Filter for the word "ZCATEL" and keep each matching line.

****************

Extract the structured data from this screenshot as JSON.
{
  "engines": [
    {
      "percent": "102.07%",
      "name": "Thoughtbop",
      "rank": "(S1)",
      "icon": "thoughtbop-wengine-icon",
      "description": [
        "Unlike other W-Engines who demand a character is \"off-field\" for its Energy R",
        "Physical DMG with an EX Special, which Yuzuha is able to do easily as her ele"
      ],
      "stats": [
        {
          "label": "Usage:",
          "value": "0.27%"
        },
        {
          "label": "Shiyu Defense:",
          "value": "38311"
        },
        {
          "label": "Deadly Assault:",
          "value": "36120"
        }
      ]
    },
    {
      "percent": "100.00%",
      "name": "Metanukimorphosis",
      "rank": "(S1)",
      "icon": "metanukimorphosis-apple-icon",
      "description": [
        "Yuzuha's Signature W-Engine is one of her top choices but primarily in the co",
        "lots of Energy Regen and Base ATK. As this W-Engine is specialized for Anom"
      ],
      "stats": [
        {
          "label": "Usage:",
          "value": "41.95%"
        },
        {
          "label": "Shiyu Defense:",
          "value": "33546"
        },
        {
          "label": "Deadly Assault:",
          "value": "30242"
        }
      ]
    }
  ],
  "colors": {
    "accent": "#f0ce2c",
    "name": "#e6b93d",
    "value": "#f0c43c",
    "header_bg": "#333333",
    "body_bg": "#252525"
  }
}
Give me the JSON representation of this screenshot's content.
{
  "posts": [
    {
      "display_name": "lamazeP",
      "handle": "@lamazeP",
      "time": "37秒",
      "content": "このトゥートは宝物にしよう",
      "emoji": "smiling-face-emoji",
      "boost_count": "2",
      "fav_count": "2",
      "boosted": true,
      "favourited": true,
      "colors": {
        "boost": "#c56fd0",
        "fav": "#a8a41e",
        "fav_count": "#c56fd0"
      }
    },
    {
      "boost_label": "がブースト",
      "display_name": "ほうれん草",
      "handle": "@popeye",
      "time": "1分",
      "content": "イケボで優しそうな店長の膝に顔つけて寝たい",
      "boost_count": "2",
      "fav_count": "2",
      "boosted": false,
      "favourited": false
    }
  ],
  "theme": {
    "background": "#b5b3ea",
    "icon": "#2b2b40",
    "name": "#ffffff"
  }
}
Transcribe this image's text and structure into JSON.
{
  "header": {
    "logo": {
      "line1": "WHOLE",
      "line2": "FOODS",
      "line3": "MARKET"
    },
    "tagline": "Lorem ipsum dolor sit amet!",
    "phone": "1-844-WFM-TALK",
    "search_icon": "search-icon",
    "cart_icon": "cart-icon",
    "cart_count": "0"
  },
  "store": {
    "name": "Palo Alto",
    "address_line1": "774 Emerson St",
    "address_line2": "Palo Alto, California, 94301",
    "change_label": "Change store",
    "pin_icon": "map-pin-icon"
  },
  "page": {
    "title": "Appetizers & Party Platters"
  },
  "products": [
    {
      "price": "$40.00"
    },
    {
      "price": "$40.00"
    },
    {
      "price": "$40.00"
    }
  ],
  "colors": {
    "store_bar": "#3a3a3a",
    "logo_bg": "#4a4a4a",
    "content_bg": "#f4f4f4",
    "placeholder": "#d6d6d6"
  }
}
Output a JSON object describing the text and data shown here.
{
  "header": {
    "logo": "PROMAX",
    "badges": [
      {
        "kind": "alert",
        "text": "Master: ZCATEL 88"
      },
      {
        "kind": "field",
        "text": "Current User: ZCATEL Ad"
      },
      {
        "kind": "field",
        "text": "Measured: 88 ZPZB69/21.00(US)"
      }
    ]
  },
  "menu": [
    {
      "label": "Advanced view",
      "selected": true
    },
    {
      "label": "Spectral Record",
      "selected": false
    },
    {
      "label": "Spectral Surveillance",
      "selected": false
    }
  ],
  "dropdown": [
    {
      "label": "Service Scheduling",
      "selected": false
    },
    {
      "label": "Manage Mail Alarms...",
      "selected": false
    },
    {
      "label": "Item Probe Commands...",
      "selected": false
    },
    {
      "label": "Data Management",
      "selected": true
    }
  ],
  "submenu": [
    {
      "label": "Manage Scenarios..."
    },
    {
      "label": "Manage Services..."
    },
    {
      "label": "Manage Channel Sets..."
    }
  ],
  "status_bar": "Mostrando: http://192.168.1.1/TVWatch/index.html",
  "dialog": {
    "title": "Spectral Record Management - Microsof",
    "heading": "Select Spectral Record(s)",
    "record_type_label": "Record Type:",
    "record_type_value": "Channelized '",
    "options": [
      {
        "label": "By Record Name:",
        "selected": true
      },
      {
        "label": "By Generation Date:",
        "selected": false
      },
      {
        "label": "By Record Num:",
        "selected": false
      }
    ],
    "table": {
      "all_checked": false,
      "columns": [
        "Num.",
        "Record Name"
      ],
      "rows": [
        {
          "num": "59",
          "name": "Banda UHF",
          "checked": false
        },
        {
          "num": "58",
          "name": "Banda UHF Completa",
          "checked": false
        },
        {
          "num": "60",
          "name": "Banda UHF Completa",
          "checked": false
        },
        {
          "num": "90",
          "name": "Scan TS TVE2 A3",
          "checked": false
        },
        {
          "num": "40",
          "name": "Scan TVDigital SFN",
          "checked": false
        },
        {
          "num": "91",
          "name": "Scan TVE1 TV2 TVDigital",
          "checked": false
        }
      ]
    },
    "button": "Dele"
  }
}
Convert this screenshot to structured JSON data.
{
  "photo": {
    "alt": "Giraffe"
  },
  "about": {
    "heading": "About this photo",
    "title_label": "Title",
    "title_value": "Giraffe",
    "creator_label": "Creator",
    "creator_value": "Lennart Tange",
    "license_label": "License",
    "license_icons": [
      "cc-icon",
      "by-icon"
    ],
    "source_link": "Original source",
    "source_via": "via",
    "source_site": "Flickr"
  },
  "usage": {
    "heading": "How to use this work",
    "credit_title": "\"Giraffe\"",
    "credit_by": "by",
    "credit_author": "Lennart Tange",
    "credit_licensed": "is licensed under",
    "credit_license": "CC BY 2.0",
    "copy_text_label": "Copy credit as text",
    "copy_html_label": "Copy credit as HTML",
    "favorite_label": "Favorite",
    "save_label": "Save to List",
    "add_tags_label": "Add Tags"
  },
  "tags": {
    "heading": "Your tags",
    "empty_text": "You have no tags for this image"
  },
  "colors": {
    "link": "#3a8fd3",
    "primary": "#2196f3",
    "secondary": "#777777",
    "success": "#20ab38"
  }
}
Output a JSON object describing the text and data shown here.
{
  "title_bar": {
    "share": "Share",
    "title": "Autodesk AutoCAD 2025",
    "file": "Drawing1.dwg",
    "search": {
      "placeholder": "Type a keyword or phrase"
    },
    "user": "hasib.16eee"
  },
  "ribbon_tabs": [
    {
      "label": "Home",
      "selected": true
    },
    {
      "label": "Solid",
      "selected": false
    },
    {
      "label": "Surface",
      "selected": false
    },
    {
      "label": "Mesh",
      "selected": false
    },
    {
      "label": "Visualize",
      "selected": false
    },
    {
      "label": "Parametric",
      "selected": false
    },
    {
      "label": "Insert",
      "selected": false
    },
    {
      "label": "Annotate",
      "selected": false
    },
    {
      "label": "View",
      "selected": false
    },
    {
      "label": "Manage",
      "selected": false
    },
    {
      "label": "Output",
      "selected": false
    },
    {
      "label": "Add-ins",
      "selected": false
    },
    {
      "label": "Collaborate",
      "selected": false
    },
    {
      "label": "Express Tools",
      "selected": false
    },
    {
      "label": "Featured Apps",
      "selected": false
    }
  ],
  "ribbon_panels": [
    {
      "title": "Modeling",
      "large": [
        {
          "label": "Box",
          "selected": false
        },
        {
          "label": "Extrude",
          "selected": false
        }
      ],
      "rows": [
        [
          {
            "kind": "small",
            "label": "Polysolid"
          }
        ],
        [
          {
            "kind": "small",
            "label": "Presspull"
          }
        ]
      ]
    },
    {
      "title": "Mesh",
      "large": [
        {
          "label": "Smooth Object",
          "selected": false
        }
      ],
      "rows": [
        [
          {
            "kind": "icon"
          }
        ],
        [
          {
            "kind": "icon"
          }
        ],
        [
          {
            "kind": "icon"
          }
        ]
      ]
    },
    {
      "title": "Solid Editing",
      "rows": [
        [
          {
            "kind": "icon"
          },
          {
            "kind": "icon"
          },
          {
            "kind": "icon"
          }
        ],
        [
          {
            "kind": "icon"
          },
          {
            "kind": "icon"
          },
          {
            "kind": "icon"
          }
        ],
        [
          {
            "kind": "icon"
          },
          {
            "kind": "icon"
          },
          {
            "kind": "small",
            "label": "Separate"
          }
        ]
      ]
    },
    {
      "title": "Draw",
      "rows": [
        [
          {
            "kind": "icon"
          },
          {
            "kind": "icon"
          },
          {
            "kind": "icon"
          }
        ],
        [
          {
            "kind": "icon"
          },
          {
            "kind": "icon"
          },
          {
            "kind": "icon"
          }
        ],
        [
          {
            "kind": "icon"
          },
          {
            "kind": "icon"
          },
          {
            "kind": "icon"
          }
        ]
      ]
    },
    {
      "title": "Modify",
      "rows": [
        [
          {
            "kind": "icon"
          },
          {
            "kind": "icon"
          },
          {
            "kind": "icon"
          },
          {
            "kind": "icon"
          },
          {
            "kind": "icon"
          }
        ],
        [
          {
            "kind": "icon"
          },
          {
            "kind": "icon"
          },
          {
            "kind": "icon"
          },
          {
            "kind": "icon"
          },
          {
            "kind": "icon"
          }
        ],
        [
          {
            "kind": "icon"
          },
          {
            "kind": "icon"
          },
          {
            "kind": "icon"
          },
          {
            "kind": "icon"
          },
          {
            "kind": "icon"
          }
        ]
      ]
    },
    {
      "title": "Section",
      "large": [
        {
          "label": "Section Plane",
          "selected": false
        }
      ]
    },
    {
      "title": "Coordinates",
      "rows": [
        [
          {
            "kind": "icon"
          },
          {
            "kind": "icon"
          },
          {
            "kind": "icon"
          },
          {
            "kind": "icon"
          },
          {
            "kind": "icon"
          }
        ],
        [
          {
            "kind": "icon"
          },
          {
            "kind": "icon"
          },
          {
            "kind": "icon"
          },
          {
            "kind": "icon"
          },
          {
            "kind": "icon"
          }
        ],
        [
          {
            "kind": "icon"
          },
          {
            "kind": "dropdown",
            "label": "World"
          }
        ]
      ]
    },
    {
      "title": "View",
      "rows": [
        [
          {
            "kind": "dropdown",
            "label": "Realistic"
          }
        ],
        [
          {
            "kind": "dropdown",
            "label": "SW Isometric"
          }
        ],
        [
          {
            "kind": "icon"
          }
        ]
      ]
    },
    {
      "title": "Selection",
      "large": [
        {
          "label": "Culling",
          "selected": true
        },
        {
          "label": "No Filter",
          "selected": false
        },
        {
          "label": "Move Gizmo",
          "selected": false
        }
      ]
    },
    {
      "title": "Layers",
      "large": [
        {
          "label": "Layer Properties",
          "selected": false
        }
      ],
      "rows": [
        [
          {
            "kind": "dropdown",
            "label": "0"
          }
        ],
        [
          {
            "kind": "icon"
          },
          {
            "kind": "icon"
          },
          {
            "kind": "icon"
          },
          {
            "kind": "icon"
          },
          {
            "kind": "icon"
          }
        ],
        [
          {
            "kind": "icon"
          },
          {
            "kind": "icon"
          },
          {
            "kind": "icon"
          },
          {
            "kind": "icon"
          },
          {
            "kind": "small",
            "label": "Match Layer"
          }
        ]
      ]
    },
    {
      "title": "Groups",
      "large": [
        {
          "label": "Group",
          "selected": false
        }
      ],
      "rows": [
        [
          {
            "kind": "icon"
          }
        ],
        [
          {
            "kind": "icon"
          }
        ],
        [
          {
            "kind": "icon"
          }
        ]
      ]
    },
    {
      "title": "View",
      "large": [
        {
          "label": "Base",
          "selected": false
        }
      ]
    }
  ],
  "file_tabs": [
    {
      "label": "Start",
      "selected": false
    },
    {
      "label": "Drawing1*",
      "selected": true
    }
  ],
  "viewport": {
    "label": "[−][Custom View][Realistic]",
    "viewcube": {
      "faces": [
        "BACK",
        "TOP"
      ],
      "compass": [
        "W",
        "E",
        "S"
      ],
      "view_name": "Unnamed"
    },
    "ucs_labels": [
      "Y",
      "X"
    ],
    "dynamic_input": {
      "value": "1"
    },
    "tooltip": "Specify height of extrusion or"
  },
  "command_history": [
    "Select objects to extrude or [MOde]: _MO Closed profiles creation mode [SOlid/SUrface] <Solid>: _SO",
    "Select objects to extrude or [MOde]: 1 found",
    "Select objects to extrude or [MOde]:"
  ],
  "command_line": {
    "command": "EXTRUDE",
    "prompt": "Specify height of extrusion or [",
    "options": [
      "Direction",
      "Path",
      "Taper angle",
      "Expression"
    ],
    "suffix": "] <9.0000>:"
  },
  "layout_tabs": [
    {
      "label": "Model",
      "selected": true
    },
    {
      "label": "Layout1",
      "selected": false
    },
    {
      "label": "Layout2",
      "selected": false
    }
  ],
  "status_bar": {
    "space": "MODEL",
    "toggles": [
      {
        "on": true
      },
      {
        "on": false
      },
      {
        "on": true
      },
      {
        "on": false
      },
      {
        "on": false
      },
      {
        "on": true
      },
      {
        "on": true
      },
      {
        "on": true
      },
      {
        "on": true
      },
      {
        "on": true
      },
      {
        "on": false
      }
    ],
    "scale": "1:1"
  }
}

****************

▶ **Complete output**
        "text": "Master: ZCATEL 88"
        "text": "Current User: ZCATEL Ad"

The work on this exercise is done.